··· Raw records
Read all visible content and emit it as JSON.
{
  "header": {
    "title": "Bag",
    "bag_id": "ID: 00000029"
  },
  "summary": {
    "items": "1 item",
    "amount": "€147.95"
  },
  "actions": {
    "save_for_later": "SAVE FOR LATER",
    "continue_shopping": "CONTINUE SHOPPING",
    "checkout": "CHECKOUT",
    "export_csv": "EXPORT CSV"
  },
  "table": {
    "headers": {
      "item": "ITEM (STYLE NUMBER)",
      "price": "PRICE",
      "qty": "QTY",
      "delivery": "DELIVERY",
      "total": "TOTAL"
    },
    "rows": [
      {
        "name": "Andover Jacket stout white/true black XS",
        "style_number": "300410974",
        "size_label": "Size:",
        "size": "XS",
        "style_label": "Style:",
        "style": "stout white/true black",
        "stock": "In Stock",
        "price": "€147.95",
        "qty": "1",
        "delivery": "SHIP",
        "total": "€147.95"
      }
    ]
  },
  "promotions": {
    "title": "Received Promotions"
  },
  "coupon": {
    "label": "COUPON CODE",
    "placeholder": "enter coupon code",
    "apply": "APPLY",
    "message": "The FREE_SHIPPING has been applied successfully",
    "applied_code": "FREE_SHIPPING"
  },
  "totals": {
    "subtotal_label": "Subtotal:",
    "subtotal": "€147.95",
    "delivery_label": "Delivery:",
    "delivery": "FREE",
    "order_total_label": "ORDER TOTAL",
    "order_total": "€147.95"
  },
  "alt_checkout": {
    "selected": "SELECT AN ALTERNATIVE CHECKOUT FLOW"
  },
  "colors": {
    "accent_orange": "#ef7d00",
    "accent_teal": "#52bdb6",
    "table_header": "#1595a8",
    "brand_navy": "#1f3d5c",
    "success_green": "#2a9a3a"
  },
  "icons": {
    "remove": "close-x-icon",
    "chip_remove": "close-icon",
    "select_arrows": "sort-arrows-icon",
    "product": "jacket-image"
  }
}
······
▸ **Task goal**:
Copy out every line where the word "close" occurs.

▸ **The response**:
    "remove": "close-x-icon",
    "chip_remove": "close-icon",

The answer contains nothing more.